→ **WORK TO DO**
Tally the lines that include "under". Output the number only.

→ **DATASET EXTRACT**
## Start
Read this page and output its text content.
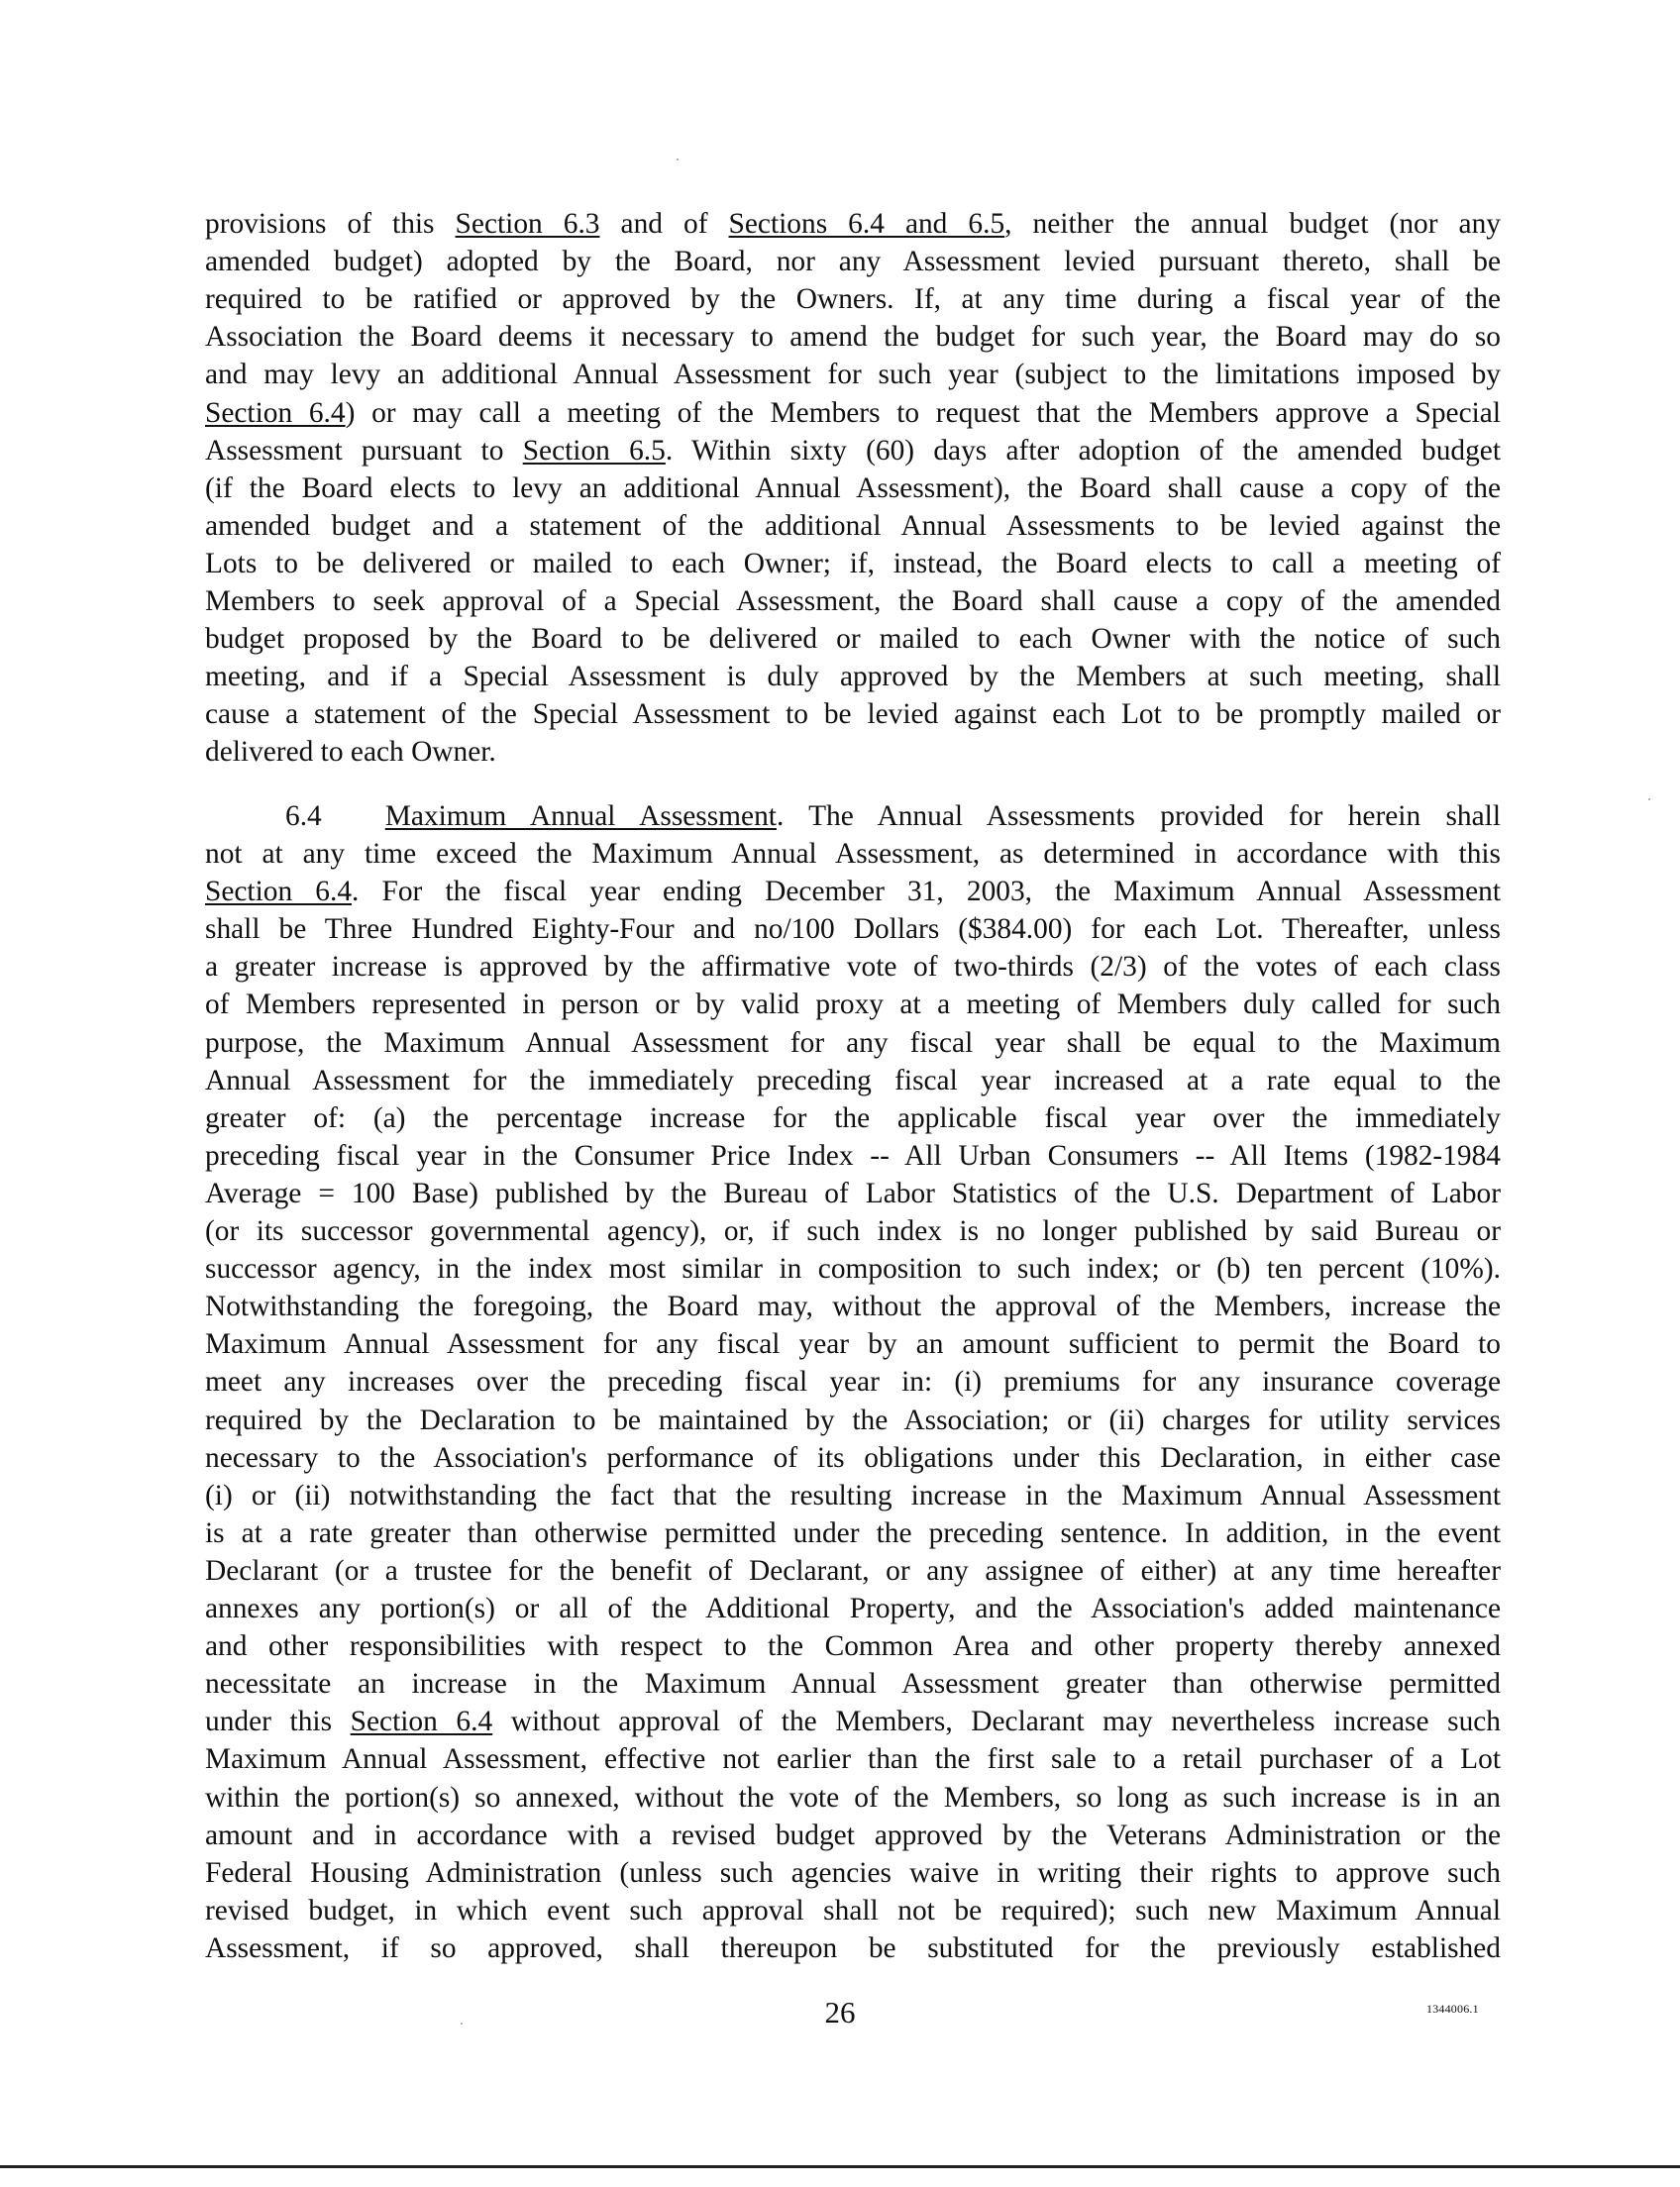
provisions of this Section 6.3 and of Sections 6.4 and 6.5, neither the annual budget (nor any
amended budget) adopted by the Board, nor any Assessment levied pursuant thereto, shall be
required to be ratified or approved by the Owners. If, at any time during a fiscal year of the
Association the Board deems it necessary to amend the budget for such year, the Board may do so
and may levy an additional Annual Assessment for such year (subject to the limitations imposed by
Section 6.4) or may call a meeting of the Members to request that the Members approve a Special
Assessment pursuant to Section 6.5. Within sixty (60) days after adoption of the amended budget
(if the Board elects to levy an additional Annual Assessment), the Board shall cause a copy of the
amended budget and a statement of the additional Annual Assessments to be levied against the
Lots to be delivered or mailed to each Owner; if, instead, the Board elects to call a meeting of
Members to seek approval of a Special Assessment, the Board shall cause a copy of the amended
budget proposed by the Board to be delivered or mailed to each Owner with the notice of such
meeting, and if a Special Assessment is duly approved by the Members at such meeting, shall
cause a statement of the Special Assessment to be levied against each Lot to be promptly mailed or
delivered to each Owner.
6.4 Maximum Annual Assessment. The Annual Assessments provided for herein shall
not at any time exceed the Maximum Annual Assessment, as determined in accordance with this
Section 6.4. For the fiscal year ending December 31, 2003, the Maximum Annual Assessment
shall be Three Hundred Eighty-Four and no/100 Dollars ($384.00) for each Lot. Thereafter, unless
a greater increase is approved by the affirmative vote of two-thirds (2/3) of the votes of each class
of Members represented in person or by valid proxy at a meeting of Members duly called for such
purpose, the Maximum Annual Assessment for any fiscal year shall be equal to the Maximum
Annual Assessment for the immediately preceding fiscal year increased at a rate equal to the
greater of: (a) the percentage increase for the applicable fiscal year over the immediately
preceding fiscal year in the Consumer Price Index -- All Urban Consumers -- All Items (1982-1984
Average = 100 Base) published by the Bureau of Labor Statistics of the U.S. Department of Labor
(or its successor governmental agency), or, if such index is no longer published by said Bureau or
successor agency, in the index most similar in composition to such index; or (b) ten percent (10%).
Notwithstanding the foregoing, the Board may, without the approval of the Members, increase the
Maximum Annual Assessment for any fiscal year by an amount sufficient to permit the Board to
meet any increases over the preceding fiscal year in: (i) premiums for any insurance coverage
required by the Declaration to be maintained by the Association; or (ii) charges for utility services
necessary to the Association's performance of its obligations under this Declaration, in either case
(i) or (ii) notwithstanding the fact that the resulting increase in the Maximum Annual Assessment
is at a rate greater than otherwise permitted under the preceding sentence. In addition, in the event
Declarant (or a trustee for the benefit of Declarant, or any assignee of either) at any time hereafter
annexes any portion(s) or all of the Additional Property, and the Association's added maintenance
and other responsibilities with respect to the Common Area and other property thereby annexed
necessitate an increase in the Maximum Annual Assessment greater than otherwise permitted
under this Section 6.4 without approval of the Members, Declarant may nevertheless increase such
Maximum Annual Assessment, effective not earlier than the first sale to a retail purchaser of a Lot
within the portion(s) so annexed, without the vote of the Members, so long as such increase is in an
amount and in accordance with a revised budget approved by the Veterans Administration or the
Federal Housing Administration (unless such agencies waive in writing their rights to approve such
revised budget, in which event such approval shall not be required); such new Maximum Annual
Assessment, if so approved, shall thereupon be substituted for the previously established
26	1344006.1
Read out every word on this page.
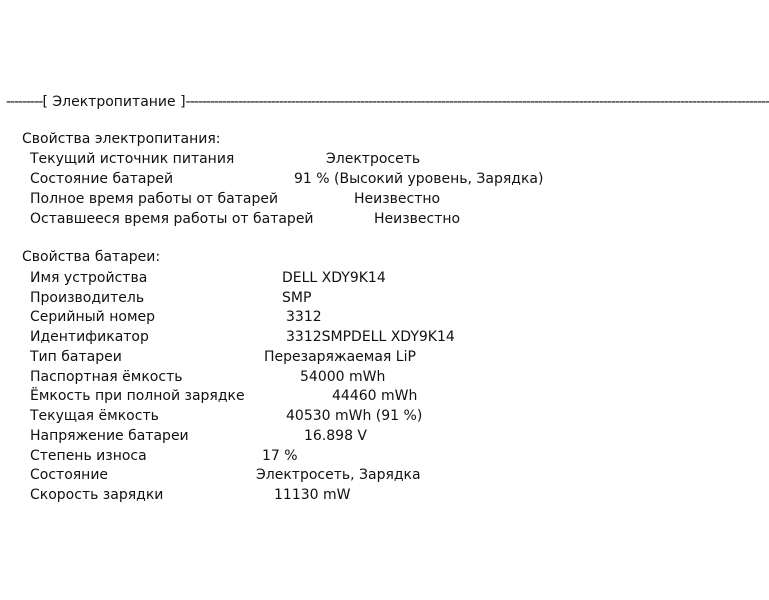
---------[ Электропитание ]------------------------------------------------------------------------------------------------------------------------------------------------
Свойства электропитания:
Текущий источник питания	Электросеть
Состояние батарей	91 % (Высокий уровень, Зарядка)
Полное время работы от батарей	Неизвестно
Оставшееся время работы от батарей	Неизвестно
Свойства батареи:
Имя устройства	DELL XDY9K14
Производитель	SMP
Серийный номер	3312
Идентификатор	3312SMPDELL XDY9K14
Тип батареи	Перезаряжаемая LiP
Паспортная ёмкость	54000 mWh
Ёмкость при полной зарядке	44460 mWh
Текущая ёмкость	40530 mWh (91 %)
Напряжение батареи	16.898 V
Степень износа	17 %
Состояние	Электросеть, Зарядка
Скорость зарядки	11130 mW
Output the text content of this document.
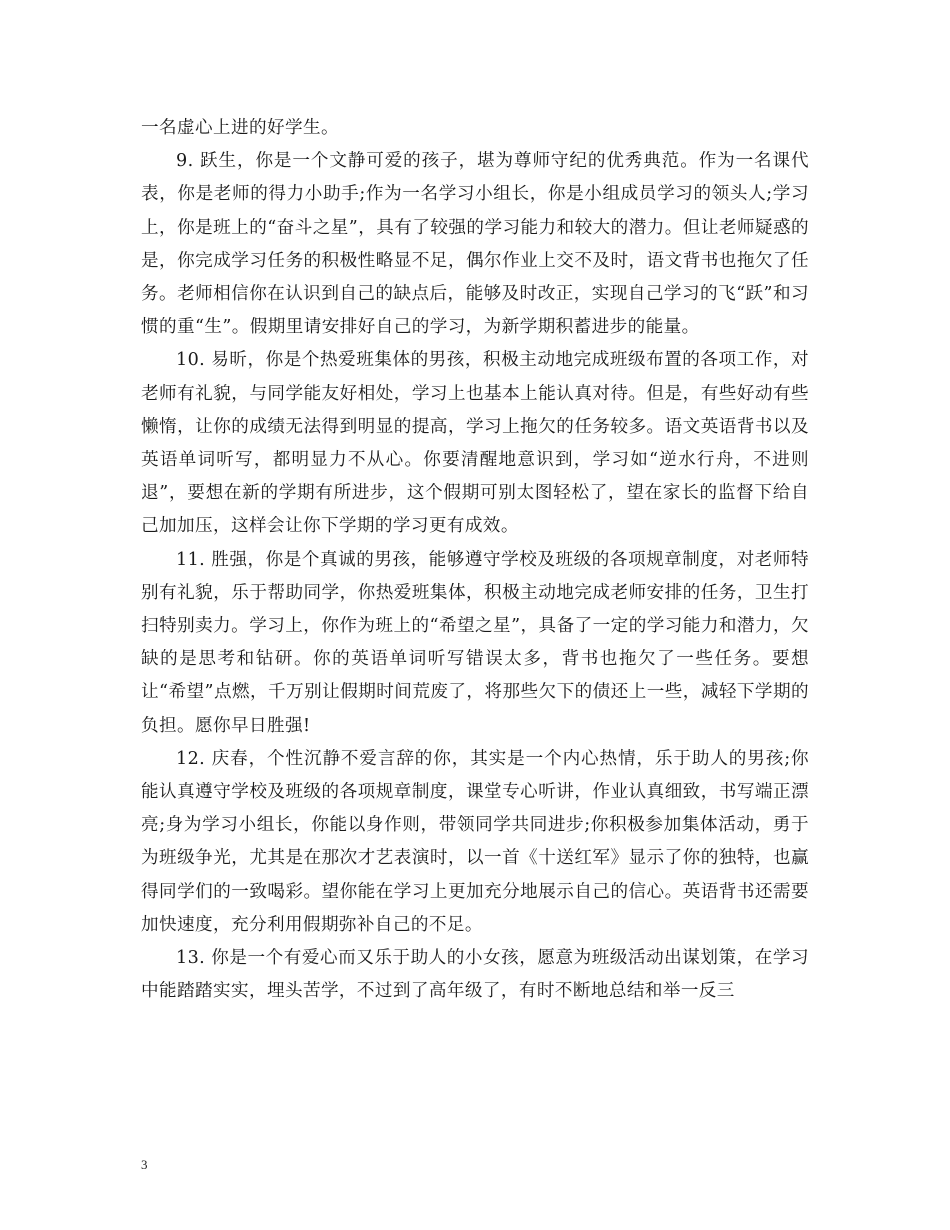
一名虚心上进的好学生。

9. 跃生，你是一个文静可爱的孩子，堪为尊师守纪的优秀典范。作为一名课代表，你是老师的得力小助手;作为一名学习小组长，你是小组成员学习的领头人;学习上，你是班上的“奋斗之星”，具有了较强的学习能力和较大的潜力。但让老师疑惑的是，你完成学习任务的积极性略显不足，偶尔作业上交不及时，语文背书也拖欠了任务。老师相信你在认识到自己的缺点后，能够及时改正，实现自己学习的飞“跃”和习惯的重“生”。假期里请安排好自己的学习，为新学期积蓄进步的能量。

10. 易昕，你是个热爱班集体的男孩，积极主动地完成班级布置的各项工作，对老师有礼貌，与同学能友好相处，学习上也基本上能认真对待。但是，有些好动有些懒惰，让你的成绩无法得到明显的提高，学习上拖欠的任务较多。语文英语背书以及英语单词听写，都明显力不从心。你要清醒地意识到，学习如“逆水行舟，不进则退”，要想在新的学期有所进步，这个假期可别太图轻松了，望在家长的监督下给自己加加压，这样会让你下学期的学习更有成效。

11. 胜强，你是个真诚的男孩，能够遵守学校及班级的各项规章制度，对老师特别有礼貌，乐于帮助同学，你热爱班集体，积极主动地完成老师安排的任务，卫生打扫特别卖力。学习上，你作为班上的“希望之星”，具备了一定的学习能力和潜力，欠缺的是思考和钻研。你的英语单词听写错误太多，背书也拖欠了一些任务。要想让“希望”点燃，千万别让假期时间荒废了，将那些欠下的债还上一些，减轻下学期的负担。愿你早日胜强!

12. 庆春，个性沉静不爱言辞的你，其实是一个内心热情，乐于助人的男孩;你能认真遵守学校及班级的各项规章制度，课堂专心听讲，作业认真细致，书写端正漂亮;身为学习小组长，你能以身作则，带领同学共同进步;你积极参加集体活动，勇于为班级争光，尤其是在那次才艺表演时，以一首《十送红军》显示了你的独特，也赢得同学们的一致喝彩。望你能在学习上更加充分地展示自己的信心。英语背书还需要加快速度，充分利用假期弥补自己的不足。

13. 你是一个有爱心而又乐于助人的小女孩，愿意为班级活动出谋划策，在学习中能踏踏实实，埋头苦学，不过到了高年级了，有时不断地总结和举一反三

3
## End
→ **THE ANSWER**
3